Problem statement
From the records, pick out and copy each line containing "page".

Entries provided
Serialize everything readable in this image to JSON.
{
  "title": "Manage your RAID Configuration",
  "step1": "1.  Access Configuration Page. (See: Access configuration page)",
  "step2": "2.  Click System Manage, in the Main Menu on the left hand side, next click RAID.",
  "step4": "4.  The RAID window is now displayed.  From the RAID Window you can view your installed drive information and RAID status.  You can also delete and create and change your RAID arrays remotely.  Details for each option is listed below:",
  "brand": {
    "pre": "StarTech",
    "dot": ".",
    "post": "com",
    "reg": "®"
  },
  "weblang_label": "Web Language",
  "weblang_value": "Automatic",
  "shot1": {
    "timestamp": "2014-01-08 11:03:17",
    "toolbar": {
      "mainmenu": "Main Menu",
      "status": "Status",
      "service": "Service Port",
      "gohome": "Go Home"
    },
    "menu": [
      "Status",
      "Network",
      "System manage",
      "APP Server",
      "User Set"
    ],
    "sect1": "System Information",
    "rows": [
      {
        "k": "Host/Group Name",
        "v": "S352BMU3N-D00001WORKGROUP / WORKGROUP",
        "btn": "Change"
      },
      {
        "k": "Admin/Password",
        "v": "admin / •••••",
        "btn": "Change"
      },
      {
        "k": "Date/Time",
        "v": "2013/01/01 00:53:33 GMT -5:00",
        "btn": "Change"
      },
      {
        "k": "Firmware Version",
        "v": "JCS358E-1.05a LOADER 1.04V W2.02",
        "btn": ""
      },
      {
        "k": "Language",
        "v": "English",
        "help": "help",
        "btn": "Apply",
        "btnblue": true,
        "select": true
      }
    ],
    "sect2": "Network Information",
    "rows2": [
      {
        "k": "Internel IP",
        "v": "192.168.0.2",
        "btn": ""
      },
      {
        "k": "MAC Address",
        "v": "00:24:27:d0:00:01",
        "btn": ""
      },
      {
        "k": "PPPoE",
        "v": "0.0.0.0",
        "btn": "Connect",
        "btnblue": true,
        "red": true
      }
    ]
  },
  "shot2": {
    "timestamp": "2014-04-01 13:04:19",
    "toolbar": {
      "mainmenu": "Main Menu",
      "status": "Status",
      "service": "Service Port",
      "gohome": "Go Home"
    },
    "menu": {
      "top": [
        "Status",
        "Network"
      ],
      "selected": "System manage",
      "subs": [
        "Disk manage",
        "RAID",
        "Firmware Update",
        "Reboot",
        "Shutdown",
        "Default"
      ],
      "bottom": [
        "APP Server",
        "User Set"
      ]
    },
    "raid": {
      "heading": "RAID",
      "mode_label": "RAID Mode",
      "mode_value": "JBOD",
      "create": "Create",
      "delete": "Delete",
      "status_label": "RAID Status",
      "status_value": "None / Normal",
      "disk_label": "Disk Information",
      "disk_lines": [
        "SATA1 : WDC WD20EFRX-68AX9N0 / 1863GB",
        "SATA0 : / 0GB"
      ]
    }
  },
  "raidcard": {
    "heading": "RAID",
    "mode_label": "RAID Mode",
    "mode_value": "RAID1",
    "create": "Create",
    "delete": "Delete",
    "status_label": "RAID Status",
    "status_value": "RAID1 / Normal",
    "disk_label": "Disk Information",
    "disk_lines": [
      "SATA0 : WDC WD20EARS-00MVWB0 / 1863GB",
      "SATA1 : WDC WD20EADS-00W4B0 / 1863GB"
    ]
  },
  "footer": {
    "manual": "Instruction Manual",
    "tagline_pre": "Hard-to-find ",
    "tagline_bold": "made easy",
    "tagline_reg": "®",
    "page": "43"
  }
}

Output below
  "step1": "1.  Access Configuration Page. (See: Access configuration page)",
    "page": "43"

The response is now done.